# Required work
1. Condense the paragraph of the pipeline discussion that begins "The requests I have heard" into a short bulleted list that keeps its main facts.
2. Copy word for word from the pipeline discussion the stretch from "The requests I" through "a scoring pipeline.".

# Document text
A scoring pipeline, as assumed in this ticket, is not the same thing as having a transform POJO. Having a concept of a transform is quite useful independently, and then we can ask users to chain the two together themselves until a pipeline concept exists. It is not very useful to have a pipeline without a concept of a transform but plenty useful to have a transform without a pipeline. Ensembles/superlearner are a good exception, however (so what is the plan there, anyway?).

The requests I have heard for a concept of a pipeline is most often asking for either (1) a statistically sound cross-validation approach; or (2) a method of creating features that feed a model fit without intermediate steps (e.g. CSVs); or (3) both. Notice that this is not scoring, but modeling. So having a scoring pipeline is not the same as modeling pipeline, and we should be sure which of these we want to approach. Both are good. The implementation details of this ticket are concerned with a scoring pipeline.

I agree with proceeding to get something operational, rather than having all the details worked out in advance. So the following is just a discussion of how architecture choices may impact usability. A good implementation of a modeling pipeline or scoring pipeline will allow multiple transforms and multiple predicts, in any order. Even if you can wrap multiple transformation expressions in a single transform call, it would still be beneficial to have a transform step occurring after a model. Simple use case: I almost always wrap a min/max (1/0) around binary classification from GBM because it can go beyond those bounds and there's no benefit for not capping it. Today we ask our users to do that transformation outside the POJO. No problem. But a flexible pipeline that allows a predict then transform (or T/P/T, or T/P/P/T, or whatever) would be a great benefit of a flexible implementation. To me, that seems like a Pipeline POJO which is made up of 0+ transforms objects and 0+ prediction objects; but, whatever the implementation, the end result would be nice.

# Data provided
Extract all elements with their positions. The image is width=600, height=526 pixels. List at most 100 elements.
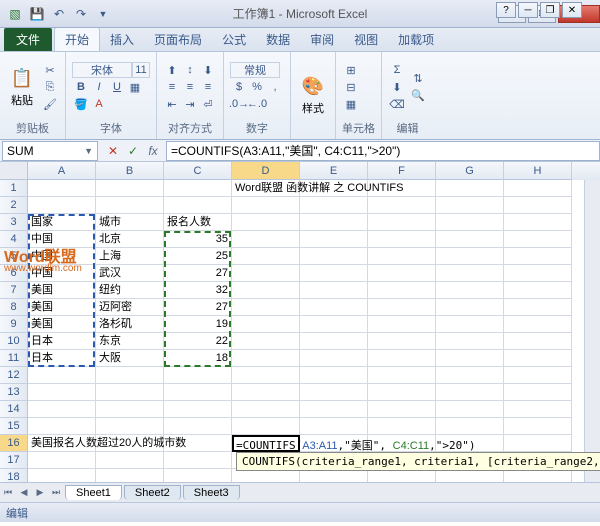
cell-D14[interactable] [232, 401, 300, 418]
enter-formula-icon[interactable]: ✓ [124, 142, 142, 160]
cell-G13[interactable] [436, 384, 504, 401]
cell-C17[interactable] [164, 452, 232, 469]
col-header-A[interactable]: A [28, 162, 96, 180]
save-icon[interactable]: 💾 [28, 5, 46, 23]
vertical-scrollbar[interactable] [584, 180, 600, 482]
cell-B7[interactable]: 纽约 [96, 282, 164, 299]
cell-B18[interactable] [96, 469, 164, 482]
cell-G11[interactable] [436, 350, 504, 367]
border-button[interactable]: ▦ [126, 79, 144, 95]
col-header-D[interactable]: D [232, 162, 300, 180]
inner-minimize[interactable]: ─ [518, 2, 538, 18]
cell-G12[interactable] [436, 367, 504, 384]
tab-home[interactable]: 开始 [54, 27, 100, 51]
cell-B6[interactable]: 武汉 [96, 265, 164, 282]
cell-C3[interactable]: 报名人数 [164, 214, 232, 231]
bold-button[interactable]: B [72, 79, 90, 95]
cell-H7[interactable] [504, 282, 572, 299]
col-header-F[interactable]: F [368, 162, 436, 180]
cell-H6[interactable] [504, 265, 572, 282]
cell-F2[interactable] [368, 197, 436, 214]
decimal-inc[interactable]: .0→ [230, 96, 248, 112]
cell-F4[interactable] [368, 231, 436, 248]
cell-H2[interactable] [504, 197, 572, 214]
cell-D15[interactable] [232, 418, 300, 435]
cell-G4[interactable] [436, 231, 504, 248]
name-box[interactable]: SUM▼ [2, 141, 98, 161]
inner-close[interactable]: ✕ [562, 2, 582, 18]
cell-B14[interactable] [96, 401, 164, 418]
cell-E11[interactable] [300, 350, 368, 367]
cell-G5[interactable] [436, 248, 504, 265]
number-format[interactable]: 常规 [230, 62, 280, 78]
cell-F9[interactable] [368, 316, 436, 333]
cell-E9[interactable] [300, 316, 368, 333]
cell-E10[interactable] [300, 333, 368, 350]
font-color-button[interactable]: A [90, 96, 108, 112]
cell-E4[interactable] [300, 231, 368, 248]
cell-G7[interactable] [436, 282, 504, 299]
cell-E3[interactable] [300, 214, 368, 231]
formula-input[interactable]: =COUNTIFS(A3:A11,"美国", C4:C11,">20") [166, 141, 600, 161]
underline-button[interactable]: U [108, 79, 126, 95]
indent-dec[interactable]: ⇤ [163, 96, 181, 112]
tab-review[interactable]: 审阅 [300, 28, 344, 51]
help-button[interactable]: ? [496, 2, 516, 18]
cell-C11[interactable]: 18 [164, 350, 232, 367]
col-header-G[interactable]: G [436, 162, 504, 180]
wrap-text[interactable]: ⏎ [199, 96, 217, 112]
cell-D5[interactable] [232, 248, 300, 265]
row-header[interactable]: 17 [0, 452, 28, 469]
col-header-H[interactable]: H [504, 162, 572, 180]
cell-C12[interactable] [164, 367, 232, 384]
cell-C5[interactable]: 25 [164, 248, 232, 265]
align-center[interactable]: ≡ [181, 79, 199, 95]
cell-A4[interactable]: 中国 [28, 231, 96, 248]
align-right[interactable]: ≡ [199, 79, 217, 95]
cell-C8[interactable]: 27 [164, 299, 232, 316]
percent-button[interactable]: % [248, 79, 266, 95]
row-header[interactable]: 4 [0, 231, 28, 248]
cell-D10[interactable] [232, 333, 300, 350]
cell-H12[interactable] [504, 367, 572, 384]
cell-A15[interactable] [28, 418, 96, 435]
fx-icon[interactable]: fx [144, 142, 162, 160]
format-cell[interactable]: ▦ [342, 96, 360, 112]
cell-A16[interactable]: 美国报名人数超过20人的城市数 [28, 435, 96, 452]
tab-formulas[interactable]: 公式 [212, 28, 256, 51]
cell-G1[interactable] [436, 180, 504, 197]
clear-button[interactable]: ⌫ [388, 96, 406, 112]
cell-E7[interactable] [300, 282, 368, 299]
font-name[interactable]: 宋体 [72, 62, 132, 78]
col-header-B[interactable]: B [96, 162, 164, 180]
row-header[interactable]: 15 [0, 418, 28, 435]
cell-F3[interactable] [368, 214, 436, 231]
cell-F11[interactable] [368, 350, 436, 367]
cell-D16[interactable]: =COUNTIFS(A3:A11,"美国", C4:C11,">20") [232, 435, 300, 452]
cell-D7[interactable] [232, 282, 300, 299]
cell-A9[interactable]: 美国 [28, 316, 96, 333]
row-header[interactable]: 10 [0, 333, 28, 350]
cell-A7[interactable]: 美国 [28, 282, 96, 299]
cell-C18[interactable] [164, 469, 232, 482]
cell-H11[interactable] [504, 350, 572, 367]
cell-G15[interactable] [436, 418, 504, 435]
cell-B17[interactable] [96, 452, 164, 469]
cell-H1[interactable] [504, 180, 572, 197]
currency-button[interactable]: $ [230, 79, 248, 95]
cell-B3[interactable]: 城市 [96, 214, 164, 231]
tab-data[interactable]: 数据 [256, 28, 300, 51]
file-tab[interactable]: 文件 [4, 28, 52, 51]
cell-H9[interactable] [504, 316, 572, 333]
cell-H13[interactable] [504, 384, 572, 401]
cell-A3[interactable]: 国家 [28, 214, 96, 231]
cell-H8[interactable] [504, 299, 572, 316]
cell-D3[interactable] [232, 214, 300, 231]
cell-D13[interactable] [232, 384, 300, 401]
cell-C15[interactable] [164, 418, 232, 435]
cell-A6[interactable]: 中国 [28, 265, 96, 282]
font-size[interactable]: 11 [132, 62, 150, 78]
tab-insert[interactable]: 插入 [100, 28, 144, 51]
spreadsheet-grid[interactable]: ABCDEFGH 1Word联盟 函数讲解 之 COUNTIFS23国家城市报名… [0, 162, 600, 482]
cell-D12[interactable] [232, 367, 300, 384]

# Results by task
1.
- Requests for a pipeline usually seek (1) a statistically sound cross-validation approach, (2) a way to create features that feed a model fit without intermediate steps such as CSVs, or (3) both.
- These requests concern modeling, not scoring.
- A scoring pipeline is therefore not the same as a modeling pipeline, and it should be clear which one is being pursued. Both are good.
- The implementation details of this ticket address a scoring pipeline.

2.
The requests I have heard for a concept of a pipeline is most often asking for either (1) a statistically sound cross-validation approach; or (2) a method of creating features that feed a model fit without intermediate steps (e.g. CSVs); or (3) both. Notice that this is not scoring, but modeling. So having a scoring pipeline is not the same as modeling pipeline, and we should be sure which of these we want to approach. Both are good. The implementation details of this ticket are concerned with a scoring pipeline.